(Exercise aim):
Repeat each line exactly as it is written.

(Data excerpts):

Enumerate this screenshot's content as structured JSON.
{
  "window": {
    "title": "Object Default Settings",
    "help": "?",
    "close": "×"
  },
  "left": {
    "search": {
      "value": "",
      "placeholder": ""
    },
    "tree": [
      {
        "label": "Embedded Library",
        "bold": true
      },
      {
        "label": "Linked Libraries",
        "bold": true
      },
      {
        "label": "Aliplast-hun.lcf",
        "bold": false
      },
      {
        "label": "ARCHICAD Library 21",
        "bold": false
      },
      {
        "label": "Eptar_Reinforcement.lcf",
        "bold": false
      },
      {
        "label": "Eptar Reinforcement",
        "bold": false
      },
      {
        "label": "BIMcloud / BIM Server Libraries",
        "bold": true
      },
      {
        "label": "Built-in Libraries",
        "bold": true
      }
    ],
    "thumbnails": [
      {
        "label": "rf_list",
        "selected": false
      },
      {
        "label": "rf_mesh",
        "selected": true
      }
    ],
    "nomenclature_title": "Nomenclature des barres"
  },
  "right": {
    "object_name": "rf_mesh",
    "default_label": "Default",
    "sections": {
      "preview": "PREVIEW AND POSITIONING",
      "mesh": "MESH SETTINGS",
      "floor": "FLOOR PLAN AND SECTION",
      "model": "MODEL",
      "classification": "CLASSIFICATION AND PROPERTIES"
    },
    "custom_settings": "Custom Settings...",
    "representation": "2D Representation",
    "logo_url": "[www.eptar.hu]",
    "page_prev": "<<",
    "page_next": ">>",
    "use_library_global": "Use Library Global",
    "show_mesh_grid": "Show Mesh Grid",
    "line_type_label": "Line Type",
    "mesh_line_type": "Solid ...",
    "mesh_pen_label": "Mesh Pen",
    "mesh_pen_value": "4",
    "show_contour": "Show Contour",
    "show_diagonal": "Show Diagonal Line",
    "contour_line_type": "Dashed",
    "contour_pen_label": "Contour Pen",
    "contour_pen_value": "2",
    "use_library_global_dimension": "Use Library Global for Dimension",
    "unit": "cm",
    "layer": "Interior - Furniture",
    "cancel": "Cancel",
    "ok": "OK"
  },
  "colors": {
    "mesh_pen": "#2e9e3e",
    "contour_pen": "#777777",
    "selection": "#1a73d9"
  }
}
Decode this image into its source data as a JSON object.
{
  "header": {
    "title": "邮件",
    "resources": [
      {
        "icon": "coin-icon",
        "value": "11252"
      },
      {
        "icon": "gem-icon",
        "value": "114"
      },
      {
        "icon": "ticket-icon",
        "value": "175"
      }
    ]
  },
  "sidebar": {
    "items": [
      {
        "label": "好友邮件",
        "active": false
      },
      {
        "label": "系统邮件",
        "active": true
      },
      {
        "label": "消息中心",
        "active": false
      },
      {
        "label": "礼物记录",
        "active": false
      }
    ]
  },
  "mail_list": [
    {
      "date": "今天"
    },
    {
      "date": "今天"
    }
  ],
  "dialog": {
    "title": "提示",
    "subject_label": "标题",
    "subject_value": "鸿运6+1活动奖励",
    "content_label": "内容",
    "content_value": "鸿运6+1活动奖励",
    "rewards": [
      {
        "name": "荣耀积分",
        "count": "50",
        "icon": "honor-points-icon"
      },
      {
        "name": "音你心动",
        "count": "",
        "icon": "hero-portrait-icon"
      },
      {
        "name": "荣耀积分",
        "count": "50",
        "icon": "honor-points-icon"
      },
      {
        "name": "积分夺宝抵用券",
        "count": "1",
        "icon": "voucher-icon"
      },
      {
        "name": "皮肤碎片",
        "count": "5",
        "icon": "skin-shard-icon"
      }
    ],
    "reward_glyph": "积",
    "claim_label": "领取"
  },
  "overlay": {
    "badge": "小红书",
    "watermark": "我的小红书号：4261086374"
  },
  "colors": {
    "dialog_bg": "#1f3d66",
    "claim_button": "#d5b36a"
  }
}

(Solution to this exercise):
Enumerate this screenshot's content as structured JSON.
{
  "window": {
    "title": "Object Default Settings",
    "help": "?",
    "close": "×"
  },
  "left": {
    "search": {
      "value": "",
      "placeholder": ""
    },
    "tree": [
      {
        "label": "Embedded Library",
        "bold": true
      },
      {
        "label": "Linked Libraries",
        "bold": true
      },
      {
        "label": "Aliplast-hun.lcf",
        "bold": false
      },
      {
        "label": "ARCHICAD Library 21",
        "bold": false
      },
      {
        "label": "Eptar_Reinforcement.lcf",
        "bold": false
      },
      {
        "label": "Eptar Reinforcement",
        "bold": false
      },
      {
        "label": "BIMcloud / BIM Server Libraries",
        "bold": true
      },
      {
        "label": "Built-in Libraries",
        "bold": true
      }
    ],
    "thumbnails": [
      {
        "label": "rf_list",
        "selected": false
      },
      {
        "label": "rf_mesh",
        "selected": true
      }
    ],
    "nomenclature_title": "Nomenclature des barres"
  },
  "right": {
    "object_name": "rf_mesh",
    "default_label": "Default",
    "sections": {
      "preview": "PREVIEW AND POSITIONING",
      "mesh": "MESH SETTINGS",
      "floor": "FLOOR PLAN AND SECTION",
      "model": "MODEL",
      "classification": "CLASSIFICATION AND PROPERTIES"
    },
    "custom_settings": "Custom Settings...",
    "representation": "2D Representation",
    "logo_url": "[www.eptar.hu]",
    "page_prev": "<<",
    "page_next": ">>",
    "use_library_global": "Use Library Global",
    "show_mesh_grid": "Show Mesh Grid",
    "line_type_label": "Line Type",
    "mesh_line_type": "Solid ...",
    "mesh_pen_label": "Mesh Pen",
    "mesh_pen_value": "4",
    "show_contour": "Show Contour",
    "show_diagonal": "Show Diagonal Line",
    "contour_line_type": "Dashed",
    "contour_pen_label": "Contour Pen",
    "contour_pen_value": "2",
    "use_library_global_dimension": "Use Library Global for Dimension",
    "unit": "cm",
    "layer": "Interior - Furniture",
    "cancel": "Cancel",
    "ok": "OK"
  },
  "colors": {
    "mesh_pen": "#2e9e3e",
    "contour_pen": "#777777",
    "selection": "#1a73d9"
  }
}
Decode this image into its source data as a JSON object.
{
  "header": {
    "title": "邮件",
    "resources": [
      {
        "icon": "coin-icon",
        "value": "11252"
      },
      {
        "icon": "gem-icon",
        "value": "114"
      },
      {
        "icon": "ticket-icon",
        "value": "175"
      }
    ]
  },
  "sidebar": {
    "items": [
      {
        "label": "好友邮件",
        "active": false
      },
      {
        "label": "系统邮件",
        "active": true
      },
      {
        "label": "消息中心",
        "active": false
      },
      {
        "label": "礼物记录",
        "active": false
      }
    ]
  },
  "mail_list": [
    {
      "date": "今天"
    },
    {
      "date": "今天"
    }
  ],
  "dialog": {
    "title": "提示",
    "subject_label": "标题",
    "subject_value": "鸿运6+1活动奖励",
    "content_label": "内容",
    "content_value": "鸿运6+1活动奖励",
    "rewards": [
      {
        "name": "荣耀积分",
        "count": "50",
        "icon": "honor-points-icon"
      },
      {
        "name": "音你心动",
        "count": "",
        "icon": "hero-portrait-icon"
      },
      {
        "name": "荣耀积分",
        "count": "50",
        "icon": "honor-points-icon"
      },
      {
        "name": "积分夺宝抵用券",
        "count": "1",
        "icon": "voucher-icon"
      },
      {
        "name": "皮肤碎片",
        "count": "5",
        "icon": "skin-shard-icon"
      }
    ],
    "reward_glyph": "积",
    "claim_label": "领取"
  },
  "overlay": {
    "badge": "小红书",
    "watermark": "我的小红书号：4261086374"
  },
  "colors": {
    "dialog_bg": "#1f3d66",
    "claim_button": "#d5b36a"
  }
}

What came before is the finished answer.